### THE TASK
Keep only the lines that hold the string "Snow", filtering out the rest of the entries below.

### SOURCE DATA
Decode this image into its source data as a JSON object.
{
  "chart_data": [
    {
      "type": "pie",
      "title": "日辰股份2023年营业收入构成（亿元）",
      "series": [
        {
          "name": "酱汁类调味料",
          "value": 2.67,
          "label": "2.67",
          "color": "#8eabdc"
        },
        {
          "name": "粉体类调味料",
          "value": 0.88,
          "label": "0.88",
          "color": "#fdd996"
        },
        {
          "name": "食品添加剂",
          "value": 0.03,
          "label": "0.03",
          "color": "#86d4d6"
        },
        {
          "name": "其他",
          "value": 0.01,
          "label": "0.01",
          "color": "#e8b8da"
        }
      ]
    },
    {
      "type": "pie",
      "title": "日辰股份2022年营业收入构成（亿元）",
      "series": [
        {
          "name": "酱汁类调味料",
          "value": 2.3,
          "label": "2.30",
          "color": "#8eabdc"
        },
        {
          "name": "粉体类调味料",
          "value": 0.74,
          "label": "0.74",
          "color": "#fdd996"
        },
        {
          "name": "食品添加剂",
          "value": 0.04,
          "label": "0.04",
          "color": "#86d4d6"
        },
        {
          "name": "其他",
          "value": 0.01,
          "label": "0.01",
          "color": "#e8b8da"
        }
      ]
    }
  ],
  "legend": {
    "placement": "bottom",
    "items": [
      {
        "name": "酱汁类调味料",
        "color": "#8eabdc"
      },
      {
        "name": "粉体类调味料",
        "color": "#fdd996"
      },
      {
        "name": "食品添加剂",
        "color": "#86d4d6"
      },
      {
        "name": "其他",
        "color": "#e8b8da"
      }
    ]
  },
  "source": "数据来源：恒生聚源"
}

--

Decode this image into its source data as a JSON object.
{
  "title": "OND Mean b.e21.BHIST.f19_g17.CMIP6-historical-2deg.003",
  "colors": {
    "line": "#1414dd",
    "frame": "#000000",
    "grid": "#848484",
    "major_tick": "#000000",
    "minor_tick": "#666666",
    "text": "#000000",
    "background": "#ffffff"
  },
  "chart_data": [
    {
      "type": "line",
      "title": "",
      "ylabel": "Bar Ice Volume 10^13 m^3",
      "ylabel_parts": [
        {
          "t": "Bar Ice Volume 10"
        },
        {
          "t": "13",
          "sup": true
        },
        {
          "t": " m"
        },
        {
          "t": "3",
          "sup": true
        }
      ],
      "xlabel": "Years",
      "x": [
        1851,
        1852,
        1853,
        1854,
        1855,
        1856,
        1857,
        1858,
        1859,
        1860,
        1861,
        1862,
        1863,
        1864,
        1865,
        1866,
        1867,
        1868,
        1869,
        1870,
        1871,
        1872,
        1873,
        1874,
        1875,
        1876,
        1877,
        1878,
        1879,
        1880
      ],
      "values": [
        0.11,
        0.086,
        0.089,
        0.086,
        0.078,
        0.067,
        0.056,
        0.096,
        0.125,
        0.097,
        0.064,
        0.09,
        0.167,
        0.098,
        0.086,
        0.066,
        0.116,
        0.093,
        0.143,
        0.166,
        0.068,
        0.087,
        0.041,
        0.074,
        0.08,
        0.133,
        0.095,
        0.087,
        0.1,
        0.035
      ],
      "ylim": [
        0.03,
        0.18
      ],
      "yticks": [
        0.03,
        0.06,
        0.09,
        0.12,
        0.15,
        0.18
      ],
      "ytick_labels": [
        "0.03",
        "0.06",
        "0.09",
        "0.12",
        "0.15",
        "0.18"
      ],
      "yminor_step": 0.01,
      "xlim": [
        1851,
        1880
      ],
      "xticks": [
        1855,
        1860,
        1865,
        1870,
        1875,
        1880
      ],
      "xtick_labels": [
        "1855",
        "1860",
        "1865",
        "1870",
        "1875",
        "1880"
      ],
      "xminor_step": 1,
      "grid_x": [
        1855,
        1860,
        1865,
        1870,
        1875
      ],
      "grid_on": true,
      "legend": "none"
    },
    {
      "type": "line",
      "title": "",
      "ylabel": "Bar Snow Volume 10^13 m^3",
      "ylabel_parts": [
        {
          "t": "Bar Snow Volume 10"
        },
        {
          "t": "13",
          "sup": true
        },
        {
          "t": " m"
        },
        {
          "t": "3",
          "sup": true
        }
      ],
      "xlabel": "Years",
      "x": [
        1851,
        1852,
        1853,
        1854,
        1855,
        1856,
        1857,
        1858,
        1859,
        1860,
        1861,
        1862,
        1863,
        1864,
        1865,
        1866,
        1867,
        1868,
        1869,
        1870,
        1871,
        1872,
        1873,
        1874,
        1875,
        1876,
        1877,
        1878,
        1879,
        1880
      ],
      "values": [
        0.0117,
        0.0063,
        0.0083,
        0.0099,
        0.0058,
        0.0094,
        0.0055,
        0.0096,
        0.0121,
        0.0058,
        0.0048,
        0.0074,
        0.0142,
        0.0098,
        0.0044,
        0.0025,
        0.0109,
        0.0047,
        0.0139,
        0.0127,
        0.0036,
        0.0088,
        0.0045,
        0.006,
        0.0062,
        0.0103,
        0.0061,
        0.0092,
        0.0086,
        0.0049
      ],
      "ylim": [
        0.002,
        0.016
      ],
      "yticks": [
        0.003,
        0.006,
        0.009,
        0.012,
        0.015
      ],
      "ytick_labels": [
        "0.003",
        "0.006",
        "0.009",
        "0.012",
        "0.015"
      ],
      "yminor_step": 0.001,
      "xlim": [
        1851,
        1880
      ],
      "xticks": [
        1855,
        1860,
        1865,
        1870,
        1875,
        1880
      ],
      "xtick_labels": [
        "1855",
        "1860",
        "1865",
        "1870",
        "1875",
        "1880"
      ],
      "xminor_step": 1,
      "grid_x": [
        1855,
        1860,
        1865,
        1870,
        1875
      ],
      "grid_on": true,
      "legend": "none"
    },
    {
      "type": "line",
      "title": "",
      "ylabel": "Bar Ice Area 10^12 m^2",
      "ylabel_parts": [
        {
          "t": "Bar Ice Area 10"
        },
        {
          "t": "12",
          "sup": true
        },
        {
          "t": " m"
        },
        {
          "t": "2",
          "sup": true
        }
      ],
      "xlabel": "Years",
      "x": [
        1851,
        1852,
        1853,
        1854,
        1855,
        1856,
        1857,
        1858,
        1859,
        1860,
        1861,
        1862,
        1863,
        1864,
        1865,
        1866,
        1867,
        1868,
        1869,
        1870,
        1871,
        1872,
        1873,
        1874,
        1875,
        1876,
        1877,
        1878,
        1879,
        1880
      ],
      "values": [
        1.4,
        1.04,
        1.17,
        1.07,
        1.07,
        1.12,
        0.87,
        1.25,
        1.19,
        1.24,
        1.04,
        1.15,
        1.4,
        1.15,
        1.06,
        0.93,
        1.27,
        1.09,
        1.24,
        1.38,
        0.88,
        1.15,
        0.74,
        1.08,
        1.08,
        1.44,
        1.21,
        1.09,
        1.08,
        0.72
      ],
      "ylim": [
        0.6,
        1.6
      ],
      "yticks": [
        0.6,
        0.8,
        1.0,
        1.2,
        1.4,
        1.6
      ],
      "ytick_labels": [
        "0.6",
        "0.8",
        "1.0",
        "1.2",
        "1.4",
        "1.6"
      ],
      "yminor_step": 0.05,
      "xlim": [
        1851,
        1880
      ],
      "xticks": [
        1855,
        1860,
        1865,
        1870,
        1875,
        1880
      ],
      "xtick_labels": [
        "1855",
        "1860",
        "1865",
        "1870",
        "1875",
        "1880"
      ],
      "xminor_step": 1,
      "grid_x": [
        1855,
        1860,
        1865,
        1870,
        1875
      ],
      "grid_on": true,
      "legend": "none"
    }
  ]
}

### TASK OUTPUT
      "ylabel": "Bar Snow Volume 10^13 m^3",
          "t": "Bar Snow Volume 10"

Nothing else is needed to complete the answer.